GIVEN REQUEST.
Reproduce all entries precisely as they are written.

INFORMATION SHOWN.
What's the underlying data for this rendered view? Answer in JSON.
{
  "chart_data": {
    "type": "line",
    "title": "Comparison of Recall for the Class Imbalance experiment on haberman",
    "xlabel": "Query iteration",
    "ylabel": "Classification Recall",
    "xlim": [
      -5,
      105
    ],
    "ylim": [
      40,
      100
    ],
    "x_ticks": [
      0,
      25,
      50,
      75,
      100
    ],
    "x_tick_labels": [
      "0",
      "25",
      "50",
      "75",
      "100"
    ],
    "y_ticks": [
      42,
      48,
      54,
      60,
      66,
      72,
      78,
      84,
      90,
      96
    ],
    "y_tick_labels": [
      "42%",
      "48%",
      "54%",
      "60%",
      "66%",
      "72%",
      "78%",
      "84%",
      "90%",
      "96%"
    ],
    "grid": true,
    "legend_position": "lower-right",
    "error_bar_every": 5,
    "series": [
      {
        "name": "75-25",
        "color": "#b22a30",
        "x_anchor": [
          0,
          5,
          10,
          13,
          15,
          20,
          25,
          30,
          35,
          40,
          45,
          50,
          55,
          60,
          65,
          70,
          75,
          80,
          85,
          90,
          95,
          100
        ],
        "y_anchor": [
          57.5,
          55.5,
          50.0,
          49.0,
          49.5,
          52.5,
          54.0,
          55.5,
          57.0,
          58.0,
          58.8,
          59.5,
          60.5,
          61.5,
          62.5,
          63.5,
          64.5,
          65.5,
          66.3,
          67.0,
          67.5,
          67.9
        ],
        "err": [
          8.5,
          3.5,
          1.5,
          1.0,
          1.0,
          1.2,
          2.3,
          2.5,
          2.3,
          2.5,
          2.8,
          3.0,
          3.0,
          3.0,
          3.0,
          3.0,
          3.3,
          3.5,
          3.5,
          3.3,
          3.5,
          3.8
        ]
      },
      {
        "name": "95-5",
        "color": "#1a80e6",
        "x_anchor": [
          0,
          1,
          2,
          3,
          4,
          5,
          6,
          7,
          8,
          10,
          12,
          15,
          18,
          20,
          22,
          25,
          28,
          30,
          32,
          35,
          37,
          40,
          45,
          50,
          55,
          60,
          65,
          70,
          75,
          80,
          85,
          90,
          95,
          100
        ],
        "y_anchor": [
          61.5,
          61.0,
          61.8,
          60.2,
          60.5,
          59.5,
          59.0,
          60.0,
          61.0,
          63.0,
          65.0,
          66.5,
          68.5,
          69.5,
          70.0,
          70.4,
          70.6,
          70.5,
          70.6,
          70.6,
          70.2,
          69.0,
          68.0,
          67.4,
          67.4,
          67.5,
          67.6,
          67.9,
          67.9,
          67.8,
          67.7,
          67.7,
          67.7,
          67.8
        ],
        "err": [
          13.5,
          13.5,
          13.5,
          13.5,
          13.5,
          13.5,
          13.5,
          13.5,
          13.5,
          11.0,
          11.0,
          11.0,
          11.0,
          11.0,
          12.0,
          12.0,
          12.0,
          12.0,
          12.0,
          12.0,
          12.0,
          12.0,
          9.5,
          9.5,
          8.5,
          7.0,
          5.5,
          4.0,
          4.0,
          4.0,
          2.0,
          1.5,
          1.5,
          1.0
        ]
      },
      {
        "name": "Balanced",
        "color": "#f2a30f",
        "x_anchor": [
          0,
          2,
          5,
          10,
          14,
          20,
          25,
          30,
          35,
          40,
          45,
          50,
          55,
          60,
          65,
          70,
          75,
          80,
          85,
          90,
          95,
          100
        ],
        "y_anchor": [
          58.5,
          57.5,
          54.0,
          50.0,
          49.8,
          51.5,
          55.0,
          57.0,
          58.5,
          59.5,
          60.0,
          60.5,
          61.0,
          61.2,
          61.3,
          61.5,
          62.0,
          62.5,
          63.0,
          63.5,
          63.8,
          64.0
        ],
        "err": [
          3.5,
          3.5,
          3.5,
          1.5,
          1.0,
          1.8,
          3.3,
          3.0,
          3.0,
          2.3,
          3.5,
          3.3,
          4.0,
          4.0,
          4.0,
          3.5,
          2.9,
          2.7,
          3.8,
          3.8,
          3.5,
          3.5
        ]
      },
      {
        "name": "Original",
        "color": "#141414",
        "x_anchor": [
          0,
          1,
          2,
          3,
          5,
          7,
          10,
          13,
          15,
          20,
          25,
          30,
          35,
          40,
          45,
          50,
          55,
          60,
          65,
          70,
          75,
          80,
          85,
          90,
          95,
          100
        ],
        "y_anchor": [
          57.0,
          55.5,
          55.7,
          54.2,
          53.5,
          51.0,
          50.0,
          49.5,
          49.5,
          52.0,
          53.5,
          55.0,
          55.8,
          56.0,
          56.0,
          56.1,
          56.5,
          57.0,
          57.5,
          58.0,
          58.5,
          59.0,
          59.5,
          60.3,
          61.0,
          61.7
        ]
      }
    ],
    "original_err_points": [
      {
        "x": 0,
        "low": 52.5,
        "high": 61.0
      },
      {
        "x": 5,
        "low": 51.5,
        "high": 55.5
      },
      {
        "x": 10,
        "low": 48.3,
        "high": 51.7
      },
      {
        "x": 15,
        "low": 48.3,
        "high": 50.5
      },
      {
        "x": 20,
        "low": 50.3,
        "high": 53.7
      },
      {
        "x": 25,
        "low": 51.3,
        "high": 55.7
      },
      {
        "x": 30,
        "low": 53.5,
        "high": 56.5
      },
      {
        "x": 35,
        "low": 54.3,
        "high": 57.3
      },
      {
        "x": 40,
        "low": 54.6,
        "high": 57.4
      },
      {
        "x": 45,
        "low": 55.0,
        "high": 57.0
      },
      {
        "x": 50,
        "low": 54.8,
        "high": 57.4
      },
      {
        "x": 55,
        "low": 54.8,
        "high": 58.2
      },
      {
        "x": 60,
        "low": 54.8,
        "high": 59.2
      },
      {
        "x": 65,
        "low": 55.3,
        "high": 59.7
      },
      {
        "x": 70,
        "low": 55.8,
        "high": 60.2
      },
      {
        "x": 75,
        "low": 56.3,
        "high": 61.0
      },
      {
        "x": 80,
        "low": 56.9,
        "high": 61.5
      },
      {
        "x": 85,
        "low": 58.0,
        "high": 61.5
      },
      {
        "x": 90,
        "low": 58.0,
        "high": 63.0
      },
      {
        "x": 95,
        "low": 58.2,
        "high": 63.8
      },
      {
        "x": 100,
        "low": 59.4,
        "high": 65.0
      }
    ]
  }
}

COMPLETED TASK.
What's the underlying data for this rendered view? Answer in JSON.
{
  "chart_data": {
    "type": "line",
    "title": "Comparison of Recall for the Class Imbalance experiment on haberman",
    "xlabel": "Query iteration",
    "ylabel": "Classification Recall",
    "xlim": [
      -5,
      105
    ],
    "ylim": [
      40,
      100
    ],
    "x_ticks": [
      0,
      25,
      50,
      75,
      100
    ],
    "x_tick_labels": [
      "0",
      "25",
      "50",
      "75",
      "100"
    ],
    "y_ticks": [
      42,
      48,
      54,
      60,
      66,
      72,
      78,
      84,
      90,
      96
    ],
    "y_tick_labels": [
      "42%",
      "48%",
      "54%",
      "60%",
      "66%",
      "72%",
      "78%",
      "84%",
      "90%",
      "96%"
    ],
    "grid": true,
    "legend_position": "lower-right",
    "error_bar_every": 5,
    "series": [
      {
        "name": "75-25",
        "color": "#b22a30",
        "x_anchor": [
          0,
          5,
          10,
          13,
          15,
          20,
          25,
          30,
          35,
          40,
          45,
          50,
          55,
          60,
          65,
          70,
          75,
          80,
          85,
          90,
          95,
          100
        ],
        "y_anchor": [
          57.5,
          55.5,
          50.0,
          49.0,
          49.5,
          52.5,
          54.0,
          55.5,
          57.0,
          58.0,
          58.8,
          59.5,
          60.5,
          61.5,
          62.5,
          63.5,
          64.5,
          65.5,
          66.3,
          67.0,
          67.5,
          67.9
        ],
        "err": [
          8.5,
          3.5,
          1.5,
          1.0,
          1.0,
          1.2,
          2.3,
          2.5,
          2.3,
          2.5,
          2.8,
          3.0,
          3.0,
          3.0,
          3.0,
          3.0,
          3.3,
          3.5,
          3.5,
          3.3,
          3.5,
          3.8
        ]
      },
      {
        "name": "95-5",
        "color": "#1a80e6",
        "x_anchor": [
          0,
          1,
          2,
          3,
          4,
          5,
          6,
          7,
          8,
          10,
          12,
          15,
          18,
          20,
          22,
          25,
          28,
          30,
          32,
          35,
          37,
          40,
          45,
          50,
          55,
          60,
          65,
          70,
          75,
          80,
          85,
          90,
          95,
          100
        ],
        "y_anchor": [
          61.5,
          61.0,
          61.8,
          60.2,
          60.5,
          59.5,
          59.0,
          60.0,
          61.0,
          63.0,
          65.0,
          66.5,
          68.5,
          69.5,
          70.0,
          70.4,
          70.6,
          70.5,
          70.6,
          70.6,
          70.2,
          69.0,
          68.0,
          67.4,
          67.4,
          67.5,
          67.6,
          67.9,
          67.9,
          67.8,
          67.7,
          67.7,
          67.7,
          67.8
        ],
        "err": [
          13.5,
          13.5,
          13.5,
          13.5,
          13.5,
          13.5,
          13.5,
          13.5,
          13.5,
          11.0,
          11.0,
          11.0,
          11.0,
          11.0,
          12.0,
          12.0,
          12.0,
          12.0,
          12.0,
          12.0,
          12.0,
          12.0,
          9.5,
          9.5,
          8.5,
          7.0,
          5.5,
          4.0,
          4.0,
          4.0,
          2.0,
          1.5,
          1.5,
          1.0
        ]
      },
      {
        "name": "Balanced",
        "color": "#f2a30f",
        "x_anchor": [
          0,
          2,
          5,
          10,
          14,
          20,
          25,
          30,
          35,
          40,
          45,
          50,
          55,
          60,
          65,
          70,
          75,
          80,
          85,
          90,
          95,
          100
        ],
        "y_anchor": [
          58.5,
          57.5,
          54.0,
          50.0,
          49.8,
          51.5,
          55.0,
          57.0,
          58.5,
          59.5,
          60.0,
          60.5,
          61.0,
          61.2,
          61.3,
          61.5,
          62.0,
          62.5,
          63.0,
          63.5,
          63.8,
          64.0
        ],
        "err": [
          3.5,
          3.5,
          3.5,
          1.5,
          1.0,
          1.8,
          3.3,
          3.0,
          3.0,
          2.3,
          3.5,
          3.3,
          4.0,
          4.0,
          4.0,
          3.5,
          2.9,
          2.7,
          3.8,
          3.8,
          3.5,
          3.5
        ]
      },
      {
        "name": "Original",
        "color": "#141414",
        "x_anchor": [
          0,
          1,
          2,
          3,
          5,
          7,
          10,
          13,
          15,
          20,
          25,
          30,
          35,
          40,
          45,
          50,
          55,
          60,
          65,
          70,
          75,
          80,
          85,
          90,
          95,
          100
        ],
        "y_anchor": [
          57.0,
          55.5,
          55.7,
          54.2,
          53.5,
          51.0,
          50.0,
          49.5,
          49.5,
          52.0,
          53.5,
          55.0,
          55.8,
          56.0,
          56.0,
          56.1,
          56.5,
          57.0,
          57.5,
          58.0,
          58.5,
          59.0,
          59.5,
          60.3,
          61.0,
          61.7
        ]
      }
    ],
    "original_err_points": [
      {
        "x": 0,
        "low": 52.5,
        "high": 61.0
      },
      {
        "x": 5,
        "low": 51.5,
        "high": 55.5
      },
      {
        "x": 10,
        "low": 48.3,
        "high": 51.7
      },
      {
        "x": 15,
        "low": 48.3,
        "high": 50.5
      },
      {
        "x": 20,
        "low": 50.3,
        "high": 53.7
      },
      {
        "x": 25,
        "low": 51.3,
        "high": 55.7
      },
      {
        "x": 30,
        "low": 53.5,
        "high": 56.5
      },
      {
        "x": 35,
        "low": 54.3,
        "high": 57.3
      },
      {
        "x": 40,
        "low": 54.6,
        "high": 57.4
      },
      {
        "x": 45,
        "low": 55.0,
        "high": 57.0
      },
      {
        "x": 50,
        "low": 54.8,
        "high": 57.4
      },
      {
        "x": 55,
        "low": 54.8,
        "high": 58.2
      },
      {
        "x": 60,
        "low": 54.8,
        "high": 59.2
      },
      {
        "x": 65,
        "low": 55.3,
        "high": 59.7
      },
      {
        "x": 70,
        "low": 55.8,
        "high": 60.2
      },
      {
        "x": 75,
        "low": 56.3,
        "high": 61.0
      },
      {
        "x": 80,
        "low": 56.9,
        "high": 61.5
      },
      {
        "x": 85,
        "low": 58.0,
        "high": 61.5
      },
      {
        "x": 90,
        "low": 58.0,
        "high": 63.0
      },
      {
        "x": 95,
        "low": 58.2,
        "high": 63.8
      },
      {
        "x": 100,
        "low": 59.4,
        "high": 65.0
      }
    ]
  }
}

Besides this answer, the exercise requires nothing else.